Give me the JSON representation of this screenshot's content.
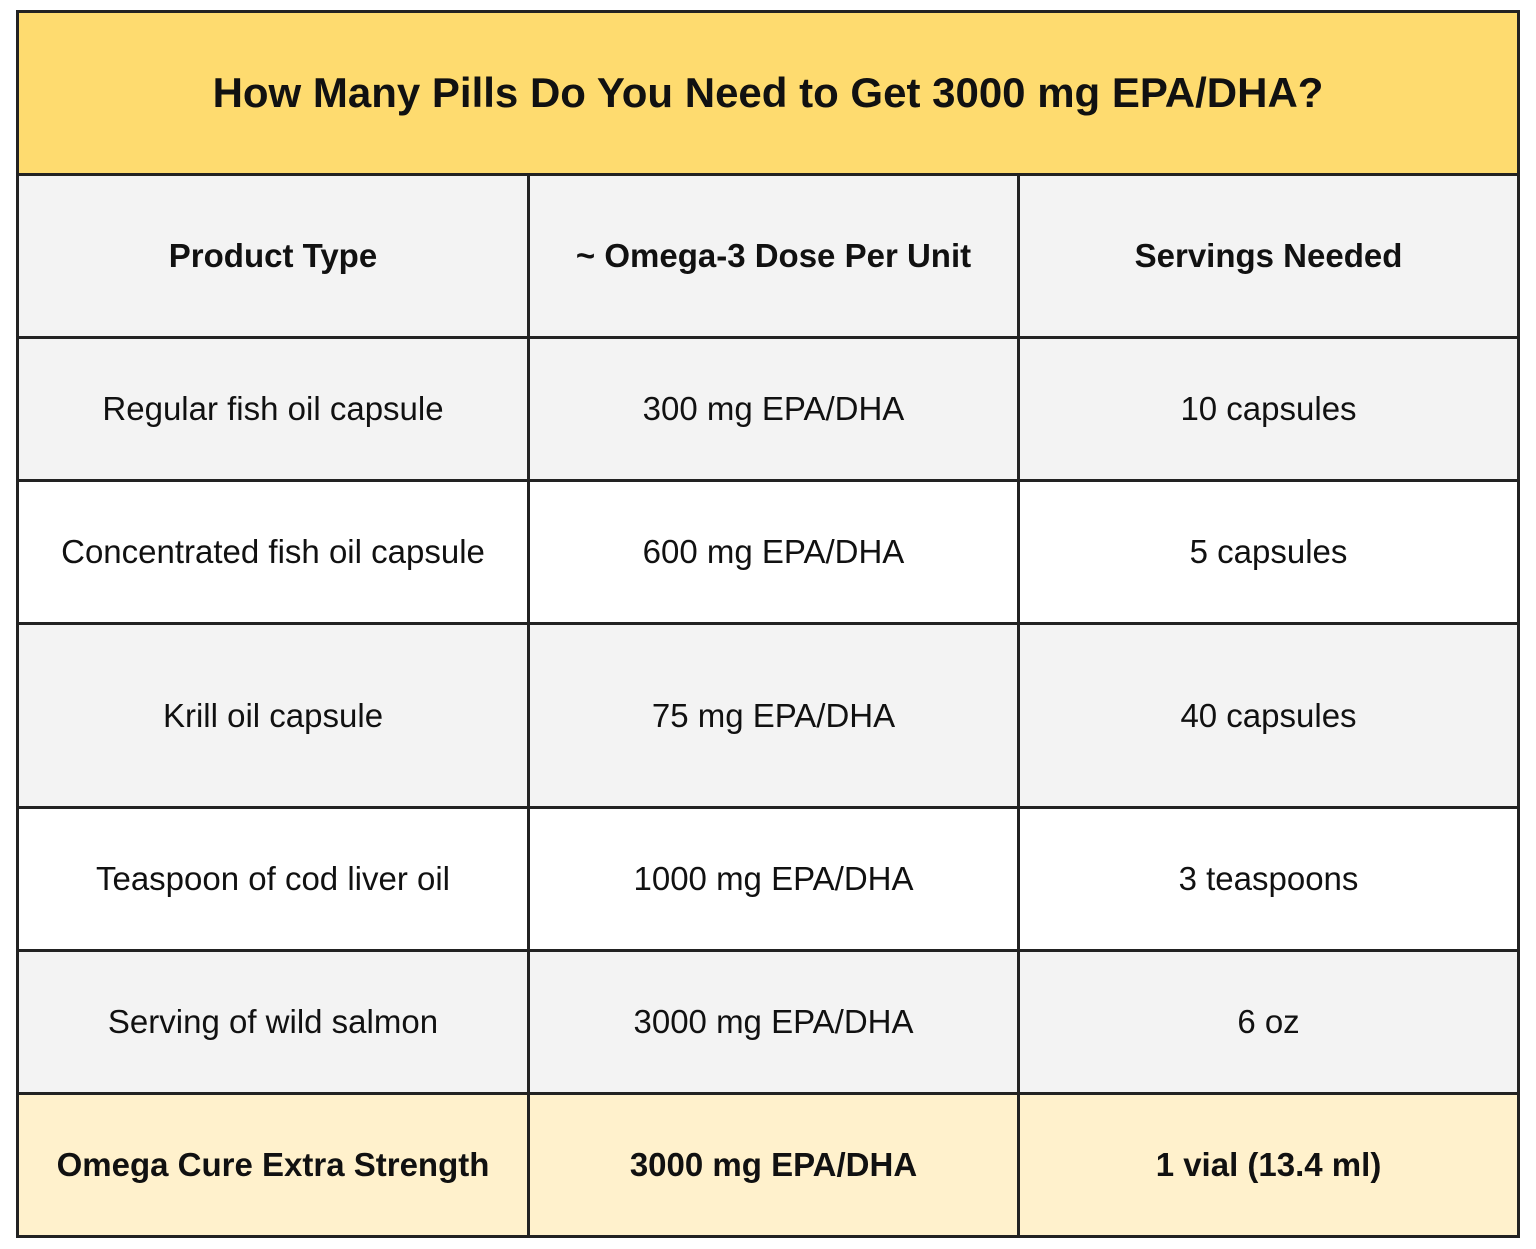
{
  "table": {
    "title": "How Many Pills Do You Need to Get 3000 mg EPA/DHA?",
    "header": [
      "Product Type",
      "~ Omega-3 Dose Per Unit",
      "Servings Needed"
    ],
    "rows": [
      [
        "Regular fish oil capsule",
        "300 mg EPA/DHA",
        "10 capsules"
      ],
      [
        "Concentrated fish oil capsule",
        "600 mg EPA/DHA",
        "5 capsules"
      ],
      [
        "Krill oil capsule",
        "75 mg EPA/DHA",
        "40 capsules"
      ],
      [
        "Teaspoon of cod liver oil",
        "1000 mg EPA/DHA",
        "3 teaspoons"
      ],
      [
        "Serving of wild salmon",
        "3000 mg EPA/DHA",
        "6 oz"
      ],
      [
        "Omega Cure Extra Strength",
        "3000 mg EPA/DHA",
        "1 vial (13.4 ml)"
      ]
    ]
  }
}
▬▬▬
### Given instruction
Give back the entries verbatim. Do not include any picture.

### Task output
Give me the JSON representation of this screenshot's content.
{
  "table": {
    "title": "How Many Pills Do You Need to Get 3000 mg EPA/DHA?",
    "header": [
      "Product Type",
      "~ Omega-3 Dose Per Unit",
      "Servings Needed"
    ],
    "rows": [
      [
        "Regular fish oil capsule",
        "300 mg EPA/DHA",
        "10 capsules"
      ],
      [
        "Concentrated fish oil capsule",
        "600 mg EPA/DHA",
        "5 capsules"
      ],
      [
        "Krill oil capsule",
        "75 mg EPA/DHA",
        "40 capsules"
      ],
      [
        "Teaspoon of cod liver oil",
        "1000 mg EPA/DHA",
        "3 teaspoons"
      ],
      [
        "Serving of wild salmon",
        "3000 mg EPA/DHA",
        "6 oz"
      ],
      [
        "Omega Cure Extra Strength",
        "3000 mg EPA/DHA",
        "1 vial (13.4 ml)"
      ]
    ]
  }
}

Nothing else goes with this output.